Omit the images, then output each of the records below exactly.
___ Record list
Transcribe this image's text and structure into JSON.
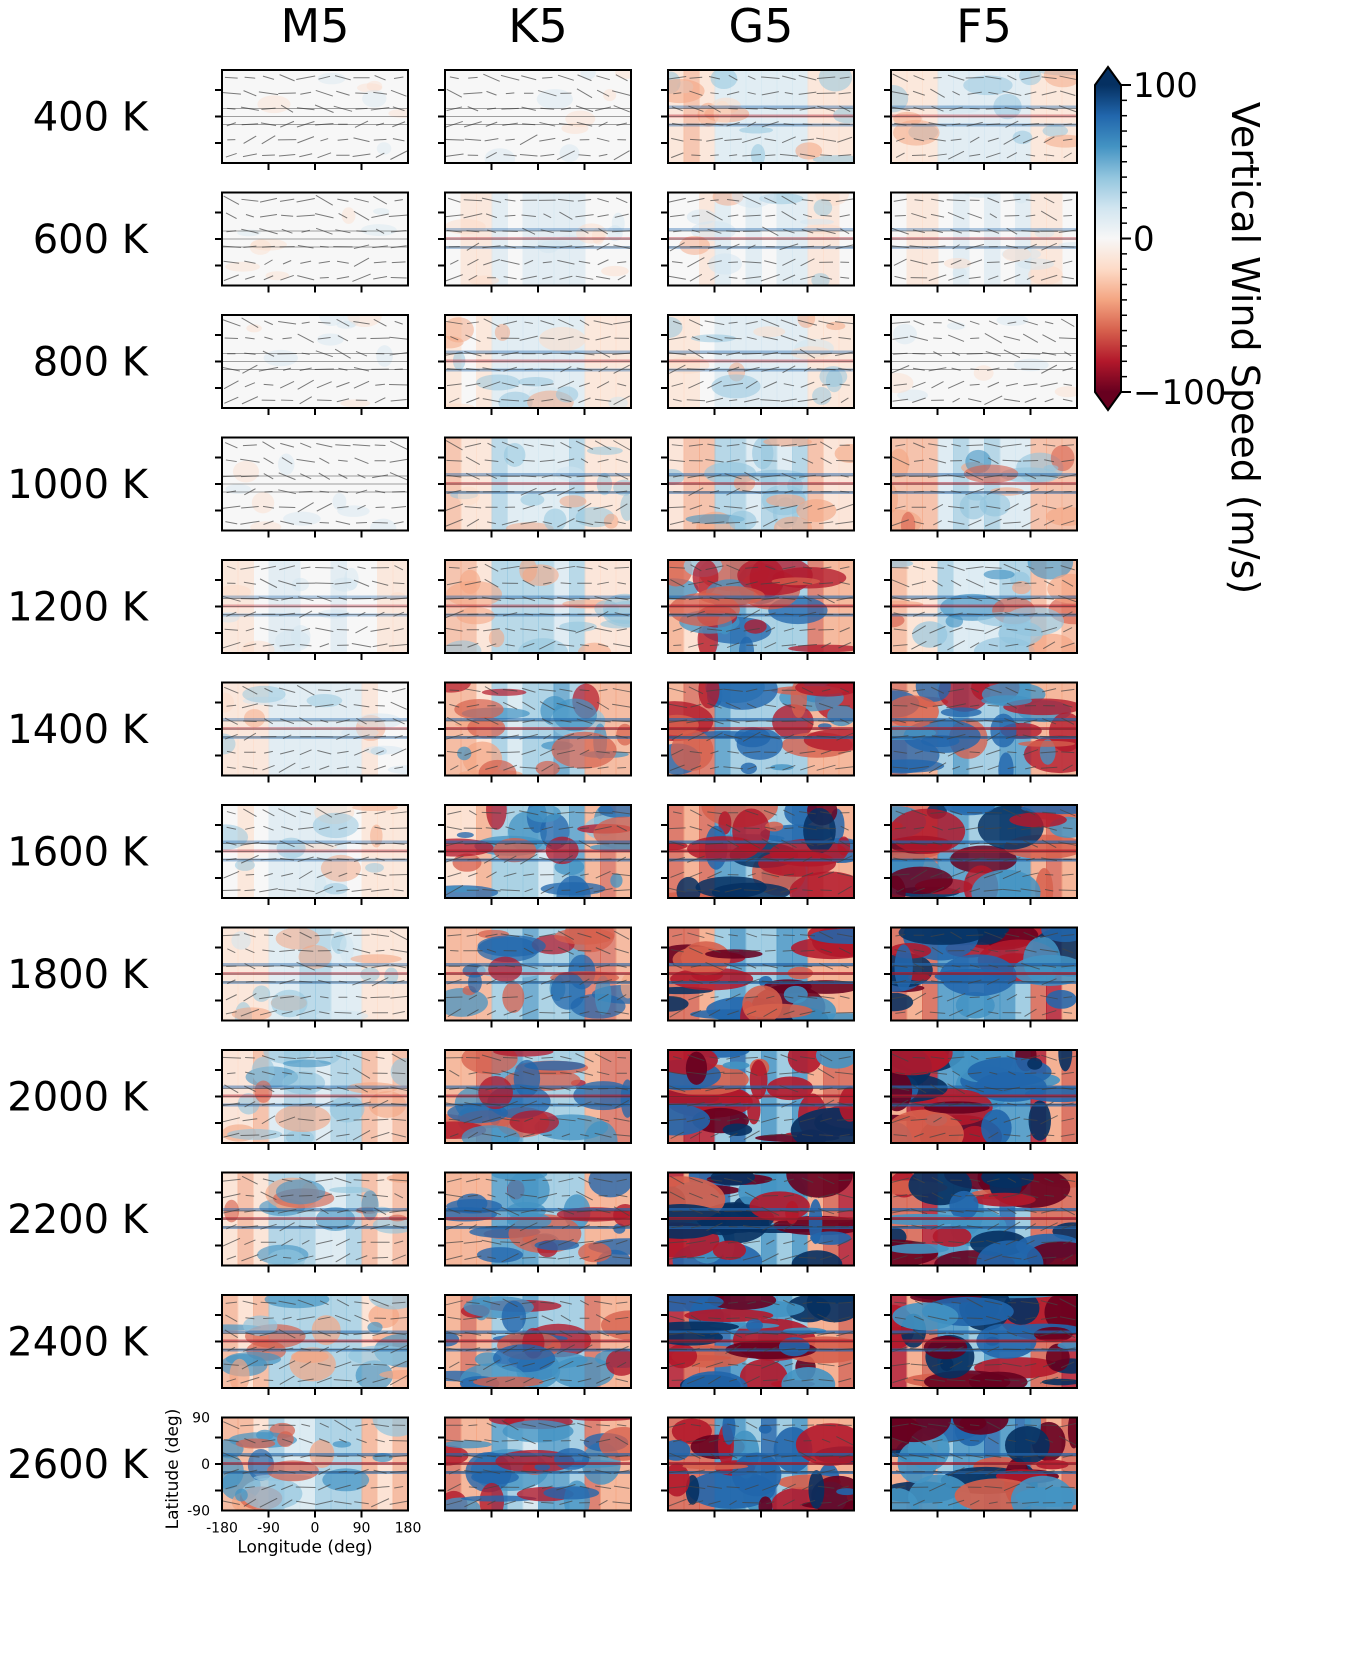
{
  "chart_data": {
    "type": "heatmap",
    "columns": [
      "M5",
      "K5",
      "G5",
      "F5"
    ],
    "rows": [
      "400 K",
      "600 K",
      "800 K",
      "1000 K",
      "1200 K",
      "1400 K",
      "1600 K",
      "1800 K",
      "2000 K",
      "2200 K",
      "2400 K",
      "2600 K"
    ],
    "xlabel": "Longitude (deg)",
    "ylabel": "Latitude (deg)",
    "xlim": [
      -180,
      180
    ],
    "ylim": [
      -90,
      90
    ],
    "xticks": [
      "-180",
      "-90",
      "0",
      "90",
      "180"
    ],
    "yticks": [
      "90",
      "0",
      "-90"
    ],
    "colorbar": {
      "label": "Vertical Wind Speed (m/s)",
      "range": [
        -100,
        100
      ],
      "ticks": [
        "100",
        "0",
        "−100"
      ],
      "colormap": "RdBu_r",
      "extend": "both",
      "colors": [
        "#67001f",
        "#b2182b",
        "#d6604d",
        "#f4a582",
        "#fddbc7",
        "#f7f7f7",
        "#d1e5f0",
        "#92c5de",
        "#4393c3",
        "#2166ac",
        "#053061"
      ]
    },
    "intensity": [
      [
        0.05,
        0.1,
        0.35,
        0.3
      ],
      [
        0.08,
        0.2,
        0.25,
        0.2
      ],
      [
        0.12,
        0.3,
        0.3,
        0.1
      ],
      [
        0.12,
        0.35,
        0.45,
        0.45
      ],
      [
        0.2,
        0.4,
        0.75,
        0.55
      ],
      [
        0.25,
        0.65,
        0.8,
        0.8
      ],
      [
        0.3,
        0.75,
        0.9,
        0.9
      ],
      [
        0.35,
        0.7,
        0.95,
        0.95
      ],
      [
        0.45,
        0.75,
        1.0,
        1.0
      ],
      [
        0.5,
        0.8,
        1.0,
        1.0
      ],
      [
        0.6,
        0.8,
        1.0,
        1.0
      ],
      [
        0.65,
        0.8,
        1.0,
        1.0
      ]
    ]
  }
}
______
Task result
Transcribe this image's text and structure into JSON.
{
  "chart_data": {
    "type": "heatmap",
    "columns": [
      "M5",
      "K5",
      "G5",
      "F5"
    ],
    "rows": [
      "400 K",
      "600 K",
      "800 K",
      "1000 K",
      "1200 K",
      "1400 K",
      "1600 K",
      "1800 K",
      "2000 K",
      "2200 K",
      "2400 K",
      "2600 K"
    ],
    "xlabel": "Longitude (deg)",
    "ylabel": "Latitude (deg)",
    "xlim": [
      -180,
      180
    ],
    "ylim": [
      -90,
      90
    ],
    "xticks": [
      "-180",
      "-90",
      "0",
      "90",
      "180"
    ],
    "yticks": [
      "90",
      "0",
      "-90"
    ],
    "colorbar": {
      "label": "Vertical Wind Speed (m/s)",
      "range": [
        -100,
        100
      ],
      "ticks": [
        "100",
        "0",
        "−100"
      ],
      "colormap": "RdBu_r",
      "extend": "both",
      "colors": [
        "#67001f",
        "#b2182b",
        "#d6604d",
        "#f4a582",
        "#fddbc7",
        "#f7f7f7",
        "#d1e5f0",
        "#92c5de",
        "#4393c3",
        "#2166ac",
        "#053061"
      ]
    },
    "intensity": [
      [
        0.05,
        0.1,
        0.35,
        0.3
      ],
      [
        0.08,
        0.2,
        0.25,
        0.2
      ],
      [
        0.12,
        0.3,
        0.3,
        0.1
      ],
      [
        0.12,
        0.35,
        0.45,
        0.45
      ],
      [
        0.2,
        0.4,
        0.75,
        0.55
      ],
      [
        0.25,
        0.65,
        0.8,
        0.8
      ],
      [
        0.3,
        0.75,
        0.9,
        0.9
      ],
      [
        0.35,
        0.7,
        0.95,
        0.95
      ],
      [
        0.45,
        0.75,
        1.0,
        1.0
      ],
      [
        0.5,
        0.8,
        1.0,
        1.0
      ],
      [
        0.6,
        0.8,
        1.0,
        1.0
      ],
      [
        0.65,
        0.8,
        1.0,
        1.0
      ]
    ]
  }
}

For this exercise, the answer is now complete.